→ OBJECTIVE
Retype the whole listing below, character for character.

→ RECORDS PROVIDED
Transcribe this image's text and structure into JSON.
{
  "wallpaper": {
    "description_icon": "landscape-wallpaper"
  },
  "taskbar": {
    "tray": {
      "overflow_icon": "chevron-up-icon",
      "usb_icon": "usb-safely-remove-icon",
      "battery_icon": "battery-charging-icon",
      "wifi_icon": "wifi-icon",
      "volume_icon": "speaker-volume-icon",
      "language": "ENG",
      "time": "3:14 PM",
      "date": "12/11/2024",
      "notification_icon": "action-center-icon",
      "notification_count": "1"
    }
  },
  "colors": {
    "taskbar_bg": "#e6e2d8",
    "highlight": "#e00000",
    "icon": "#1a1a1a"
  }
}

→ TASK OUTPUT
Transcribe this image's text and structure into JSON.
{
  "wallpaper": {
    "description_icon": "landscape-wallpaper"
  },
  "taskbar": {
    "tray": {
      "overflow_icon": "chevron-up-icon",
      "usb_icon": "usb-safely-remove-icon",
      "battery_icon": "battery-charging-icon",
      "wifi_icon": "wifi-icon",
      "volume_icon": "speaker-volume-icon",
      "language": "ENG",
      "time": "3:14 PM",
      "date": "12/11/2024",
      "notification_icon": "action-center-icon",
      "notification_count": "1"
    }
  },
  "colors": {
    "taskbar_bg": "#e6e2d8",
    "highlight": "#e00000",
    "icon": "#1a1a1a"
  }
}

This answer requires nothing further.